* What to do
Reproduce all of the material below word for word, omitting the pictures.

* Supplied data
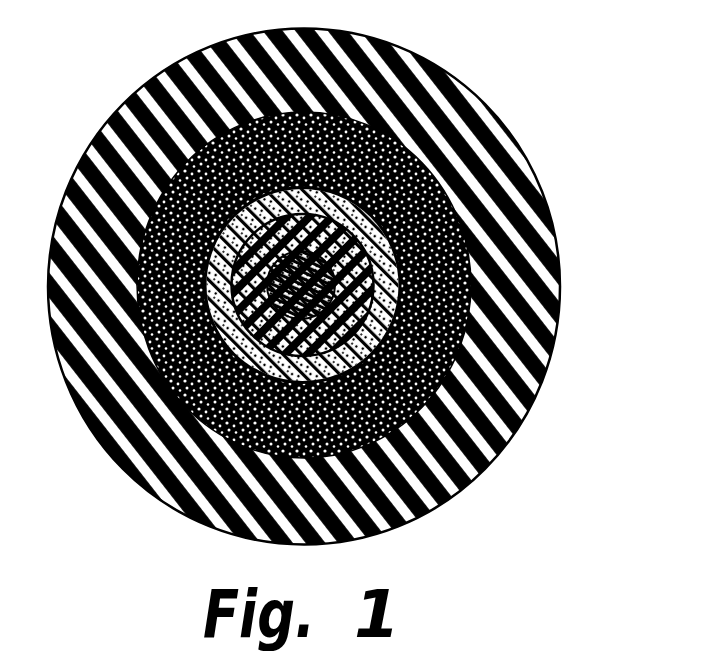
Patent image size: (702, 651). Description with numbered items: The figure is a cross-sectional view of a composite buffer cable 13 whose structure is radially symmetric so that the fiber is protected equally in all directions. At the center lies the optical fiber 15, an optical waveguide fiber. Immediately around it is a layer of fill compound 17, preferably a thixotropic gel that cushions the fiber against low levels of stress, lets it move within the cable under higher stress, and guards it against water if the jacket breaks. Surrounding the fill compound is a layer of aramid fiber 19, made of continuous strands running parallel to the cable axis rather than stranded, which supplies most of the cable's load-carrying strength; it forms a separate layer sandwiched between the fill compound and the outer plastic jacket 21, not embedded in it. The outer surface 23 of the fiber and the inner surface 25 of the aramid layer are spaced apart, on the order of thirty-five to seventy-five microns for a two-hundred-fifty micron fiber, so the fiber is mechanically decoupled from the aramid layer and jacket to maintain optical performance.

The composite buffer cable 13 is at (306, 287).
The optical fiber 15 is at (338, 284).
The layer of fill compound 17 is at (310, 273).
The layer of aramid fiber 19 is at (322, 169).
The plastic jacket 21 is at (328, 90).
The outer surface 23 is at (361, 285).
The inner surface 25 is at (290, 386).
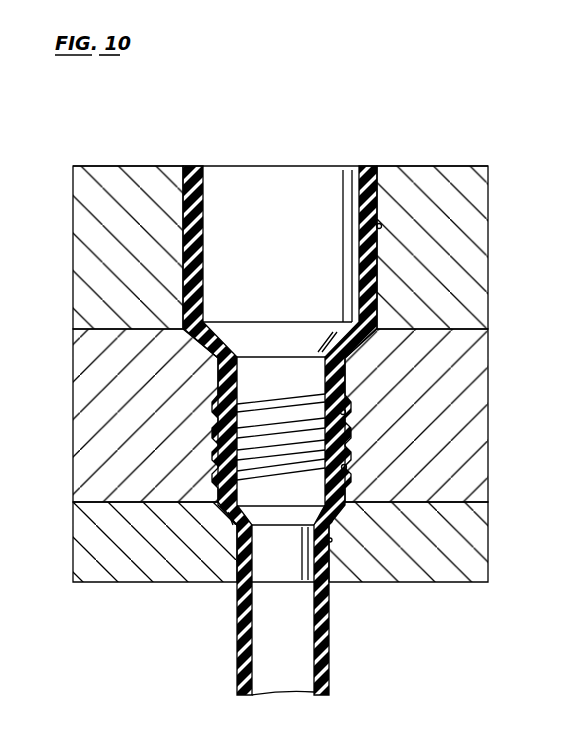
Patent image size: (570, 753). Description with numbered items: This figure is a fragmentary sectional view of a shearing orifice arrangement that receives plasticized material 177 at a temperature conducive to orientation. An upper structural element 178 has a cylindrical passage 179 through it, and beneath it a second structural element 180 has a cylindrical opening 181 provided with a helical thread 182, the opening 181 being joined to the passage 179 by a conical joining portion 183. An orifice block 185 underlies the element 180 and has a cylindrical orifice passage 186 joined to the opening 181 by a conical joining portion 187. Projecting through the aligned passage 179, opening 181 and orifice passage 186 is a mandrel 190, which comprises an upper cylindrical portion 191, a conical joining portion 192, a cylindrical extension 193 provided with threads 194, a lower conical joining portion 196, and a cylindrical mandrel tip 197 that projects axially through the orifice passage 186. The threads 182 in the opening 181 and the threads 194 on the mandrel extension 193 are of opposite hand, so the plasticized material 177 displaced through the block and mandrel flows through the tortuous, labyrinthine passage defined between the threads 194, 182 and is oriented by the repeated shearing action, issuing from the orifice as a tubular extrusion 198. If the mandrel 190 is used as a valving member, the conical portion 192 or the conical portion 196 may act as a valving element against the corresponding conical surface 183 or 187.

The plasticized material 177 is at (362, 172).
The upper structural element 178 is at (487, 182).
The cylindrical passage 179 is at (381, 226).
The second structural element 180 is at (487, 378).
The cylindrical opening 181 is at (345, 412).
The helical thread 182 is at (347, 467).
The conical joining portion 183 is at (355, 345).
The orifice block 185 is at (487, 538).
The cylindrical orifice passage 186 is at (332, 540).
The conical joining portion 187 is at (332, 521).
The mandrel 190 is at (244, 157).
The upper cylindrical portion 191 is at (290, 244).
The conical joining portion 192 is at (290, 348).
The cylindrical extension 193 is at (291, 380).
The threads 194 is at (272, 395).
The lower conical joining portion 196 is at (255, 512).
The cylindrical mandrel tip 197 is at (262, 558).
The tubular extrusion 198 is at (326, 680).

* Solution
Patent image size: (702, 651). Description with numbered items: The figure is a cross-sectional view of a composite buffer cable 13 whose structure is radially symmetric so that the fiber is protected equally in all directions. At the center lies the optical fiber 15, an optical waveguide fiber. Immediately around it is a layer of fill compound 17, preferably a thixotropic gel that cushions the fiber against low levels of stress, lets it move within the cable under higher stress, and guards it against water if the jacket breaks. Surrounding the fill compound is a layer of aramid fiber 19, made of continuous strands running parallel to the cable axis rather than stranded, which supplies most of the cable's load-carrying strength; it forms a separate layer sandwiched between the fill compound and the outer plastic jacket 21, not embedded in it. The outer surface 23 of the fiber and the inner surface 25 of the aramid layer are spaced apart, on the order of thirty-five to seventy-five microns for a two-hundred-fifty micron fiber, so the fiber is mechanically decoupled from the aramid layer and jacket to maintain optical performance.

The composite buffer cable 13 is at (306, 287).
The optical fiber 15 is at (338, 284).
The layer of fill compound 17 is at (310, 273).
The layer of aramid fiber 19 is at (322, 169).
The plastic jacket 21 is at (328, 90).
The outer surface 23 is at (361, 285).
The inner surface 25 is at (290, 386).
Patent image size: (570, 753). Description with numbered items: This figure is a fragmentary sectional view of a shearing orifice arrangement that receives plasticized material 177 at a temperature conducive to orientation. An upper structural element 178 has a cylindrical passage 179 through it, and beneath it a second structural element 180 has a cylindrical opening 181 provided with a helical thread 182, the opening 181 being joined to the passage 179 by a conical joining portion 183. An orifice block 185 underlies the element 180 and has a cylindrical orifice passage 186 joined to the opening 181 by a conical joining portion 187. Projecting through the aligned passage 179, opening 181 and orifice passage 186 is a mandrel 190, which comprises an upper cylindrical portion 191, a conical joining portion 192, a cylindrical extension 193 provided with threads 194, a lower conical joining portion 196, and a cylindrical mandrel tip 197 that projects axially through the orifice passage 186. The threads 182 in the opening 181 and the threads 194 on the mandrel extension 193 are of opposite hand, so the plasticized material 177 displaced through the block and mandrel flows through the tortuous, labyrinthine passage defined between the threads 194, 182 and is oriented by the repeated shearing action, issuing from the orifice as a tubular extrusion 198. If the mandrel 190 is used as a valving member, the conical portion 192 or the conical portion 196 may act as a valving element against the corresponding conical surface 183 or 187.

The plasticized material 177 is at (362, 172).
The upper structural element 178 is at (487, 182).
The cylindrical passage 179 is at (381, 226).
The second structural element 180 is at (487, 378).
The cylindrical opening 181 is at (345, 412).
The helical thread 182 is at (347, 467).
The conical joining portion 183 is at (355, 345).
The orifice block 185 is at (487, 538).
The cylindrical orifice passage 186 is at (332, 540).
The conical joining portion 187 is at (332, 521).
The mandrel 190 is at (244, 157).
The upper cylindrical portion 191 is at (290, 244).
The conical joining portion 192 is at (290, 348).
The cylindrical extension 193 is at (291, 380).
The threads 194 is at (272, 395).
The lower conical joining portion 196 is at (255, 512).
The cylindrical mandrel tip 197 is at (262, 558).
The tubular extrusion 198 is at (326, 680).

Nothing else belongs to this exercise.